[Raw data start]
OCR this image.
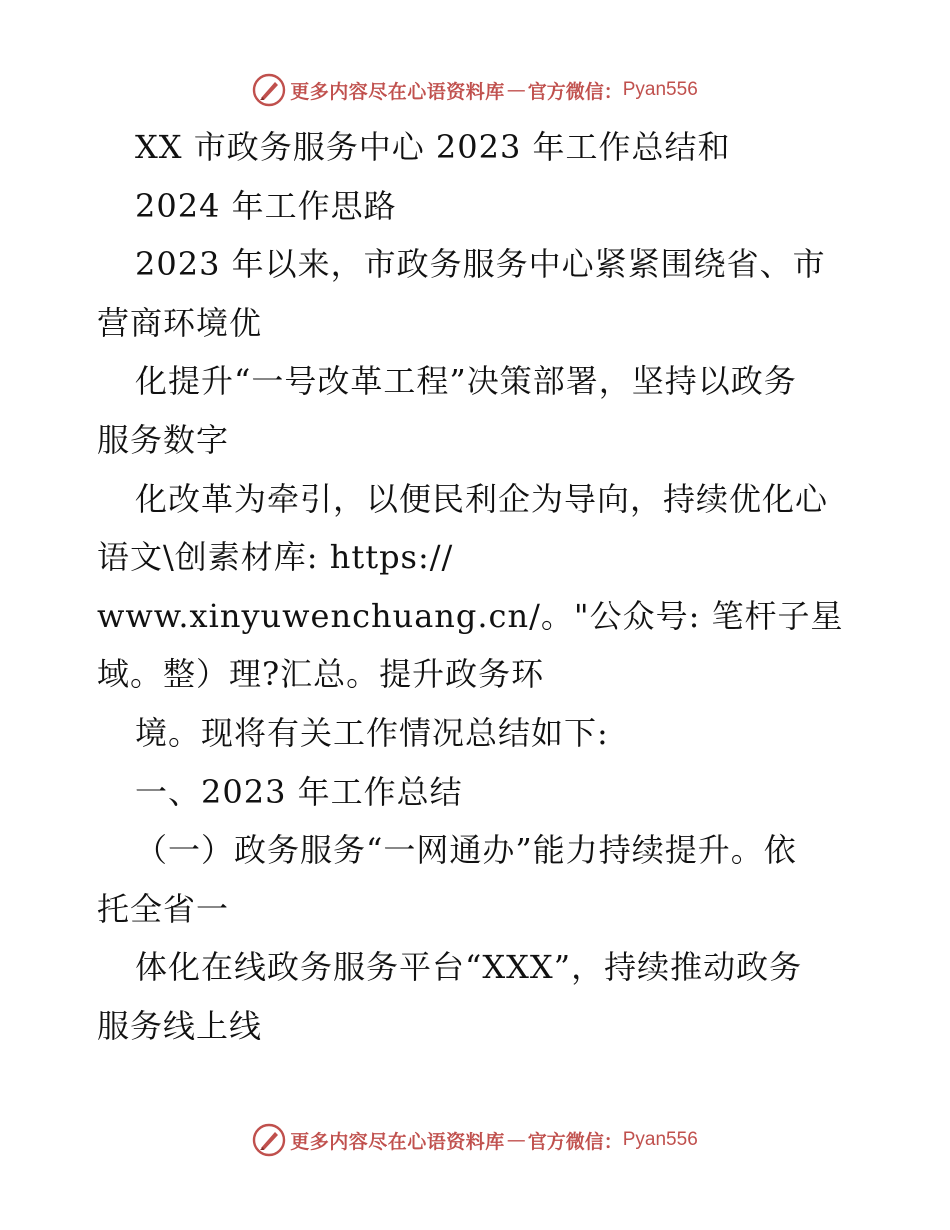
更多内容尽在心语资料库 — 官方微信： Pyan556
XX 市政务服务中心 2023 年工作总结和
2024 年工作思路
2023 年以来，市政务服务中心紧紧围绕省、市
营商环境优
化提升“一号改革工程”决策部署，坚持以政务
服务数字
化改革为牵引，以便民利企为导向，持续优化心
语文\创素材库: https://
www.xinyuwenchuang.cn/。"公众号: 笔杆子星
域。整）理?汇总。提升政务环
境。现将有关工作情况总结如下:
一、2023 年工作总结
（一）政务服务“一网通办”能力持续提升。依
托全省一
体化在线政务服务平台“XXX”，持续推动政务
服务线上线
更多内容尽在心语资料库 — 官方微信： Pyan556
[Raw data end]
Work to be completed: Make an exact copy of the records shown above, without the pictures.

Final result:
OCR this image.
更多内容尽在心语资料库 — 官方微信： Pyan556
XX 市政务服务中心 2023 年工作总结和
2024 年工作思路
2023 年以来，市政务服务中心紧紧围绕省、市
营商环境优
化提升“一号改革工程”决策部署，坚持以政务
服务数字
化改革为牵引，以便民利企为导向，持续优化心
语文\创素材库: https://
www.xinyuwenchuang.cn/。"公众号: 笔杆子星
域。整）理?汇总。提升政务环
境。现将有关工作情况总结如下:
一、2023 年工作总结
（一）政务服务“一网通办”能力持续提升。依
托全省一
体化在线政务服务平台“XXX”，持续推动政务
服务线上线
更多内容尽在心语资料库 — 官方微信： Pyan556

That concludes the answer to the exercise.